• _Task objective_
Make an exact copy of the entries below.

--- begin Data provided ---

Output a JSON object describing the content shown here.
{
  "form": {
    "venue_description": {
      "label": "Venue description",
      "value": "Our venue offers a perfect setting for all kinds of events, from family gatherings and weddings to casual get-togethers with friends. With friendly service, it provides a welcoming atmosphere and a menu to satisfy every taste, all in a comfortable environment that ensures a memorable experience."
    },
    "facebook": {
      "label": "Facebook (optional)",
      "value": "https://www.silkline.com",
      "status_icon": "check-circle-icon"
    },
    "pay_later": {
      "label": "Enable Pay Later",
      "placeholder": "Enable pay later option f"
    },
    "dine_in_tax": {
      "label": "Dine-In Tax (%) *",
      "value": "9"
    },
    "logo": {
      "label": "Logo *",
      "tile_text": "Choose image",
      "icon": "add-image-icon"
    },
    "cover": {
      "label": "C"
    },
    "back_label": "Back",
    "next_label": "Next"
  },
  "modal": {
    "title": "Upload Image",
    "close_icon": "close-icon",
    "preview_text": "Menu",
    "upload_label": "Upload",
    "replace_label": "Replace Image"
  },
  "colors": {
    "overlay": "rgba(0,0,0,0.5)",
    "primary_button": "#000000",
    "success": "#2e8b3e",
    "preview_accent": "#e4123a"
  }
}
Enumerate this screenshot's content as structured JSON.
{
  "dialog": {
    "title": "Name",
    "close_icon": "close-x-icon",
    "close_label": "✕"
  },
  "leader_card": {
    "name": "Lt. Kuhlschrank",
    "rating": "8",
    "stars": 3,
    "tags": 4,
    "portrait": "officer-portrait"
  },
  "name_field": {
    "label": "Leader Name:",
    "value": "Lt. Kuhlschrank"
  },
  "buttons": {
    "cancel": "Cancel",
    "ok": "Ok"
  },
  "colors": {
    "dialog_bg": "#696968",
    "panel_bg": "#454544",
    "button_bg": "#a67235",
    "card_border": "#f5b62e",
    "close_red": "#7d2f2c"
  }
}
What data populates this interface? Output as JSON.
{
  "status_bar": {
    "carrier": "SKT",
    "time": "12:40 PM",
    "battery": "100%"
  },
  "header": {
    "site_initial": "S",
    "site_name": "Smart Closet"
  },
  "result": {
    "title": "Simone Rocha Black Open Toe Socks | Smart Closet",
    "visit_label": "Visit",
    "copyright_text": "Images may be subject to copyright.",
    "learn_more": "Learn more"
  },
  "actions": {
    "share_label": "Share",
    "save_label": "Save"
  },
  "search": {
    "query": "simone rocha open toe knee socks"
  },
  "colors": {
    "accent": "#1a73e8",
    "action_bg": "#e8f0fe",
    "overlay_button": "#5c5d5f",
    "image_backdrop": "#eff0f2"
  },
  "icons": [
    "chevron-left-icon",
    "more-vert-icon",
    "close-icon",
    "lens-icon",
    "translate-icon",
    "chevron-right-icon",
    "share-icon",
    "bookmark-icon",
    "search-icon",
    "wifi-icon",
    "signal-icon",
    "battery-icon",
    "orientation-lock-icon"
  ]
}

--- end Data provided ---

• _Reply to the exercise_
Output a JSON object describing the content shown here.
{
  "form": {
    "venue_description": {
      "label": "Venue description",
      "value": "Our venue offers a perfect setting for all kinds of events, from family gatherings and weddings to casual get-togethers with friends. With friendly service, it provides a welcoming atmosphere and a menu to satisfy every taste, all in a comfortable environment that ensures a memorable experience."
    },
    "facebook": {
      "label": "Facebook (optional)",
      "value": "https://www.silkline.com",
      "status_icon": "check-circle-icon"
    },
    "pay_later": {
      "label": "Enable Pay Later",
      "placeholder": "Enable pay later option f"
    },
    "dine_in_tax": {
      "label": "Dine-In Tax (%) *",
      "value": "9"
    },
    "logo": {
      "label": "Logo *",
      "tile_text": "Choose image",
      "icon": "add-image-icon"
    },
    "cover": {
      "label": "C"
    },
    "back_label": "Back",
    "next_label": "Next"
  },
  "modal": {
    "title": "Upload Image",
    "close_icon": "close-icon",
    "preview_text": "Menu",
    "upload_label": "Upload",
    "replace_label": "Replace Image"
  },
  "colors": {
    "overlay": "rgba(0,0,0,0.5)",
    "primary_button": "#000000",
    "success": "#2e8b3e",
    "preview_accent": "#e4123a"
  }
}
Enumerate this screenshot's content as structured JSON.
{
  "dialog": {
    "title": "Name",
    "close_icon": "close-x-icon",
    "close_label": "✕"
  },
  "leader_card": {
    "name": "Lt. Kuhlschrank",
    "rating": "8",
    "stars": 3,
    "tags": 4,
    "portrait": "officer-portrait"
  },
  "name_field": {
    "label": "Leader Name:",
    "value": "Lt. Kuhlschrank"
  },
  "buttons": {
    "cancel": "Cancel",
    "ok": "Ok"
  },
  "colors": {
    "dialog_bg": "#696968",
    "panel_bg": "#454544",
    "button_bg": "#a67235",
    "card_border": "#f5b62e",
    "close_red": "#7d2f2c"
  }
}
What data populates this interface? Output as JSON.
{
  "status_bar": {
    "carrier": "SKT",
    "time": "12:40 PM",
    "battery": "100%"
  },
  "header": {
    "site_initial": "S",
    "site_name": "Smart Closet"
  },
  "result": {
    "title": "Simone Rocha Black Open Toe Socks | Smart Closet",
    "visit_label": "Visit",
    "copyright_text": "Images may be subject to copyright.",
    "learn_more": "Learn more"
  },
  "actions": {
    "share_label": "Share",
    "save_label": "Save"
  },
  "search": {
    "query": "simone rocha open toe knee socks"
  },
  "colors": {
    "accent": "#1a73e8",
    "action_bg": "#e8f0fe",
    "overlay_button": "#5c5d5f",
    "image_backdrop": "#eff0f2"
  },
  "icons": [
    "chevron-left-icon",
    "more-vert-icon",
    "close-icon",
    "lens-icon",
    "translate-icon",
    "chevron-right-icon",
    "share-icon",
    "bookmark-icon",
    "search-icon",
    "wifi-icon",
    "signal-icon",
    "battery-icon",
    "orientation-lock-icon"
  ]
}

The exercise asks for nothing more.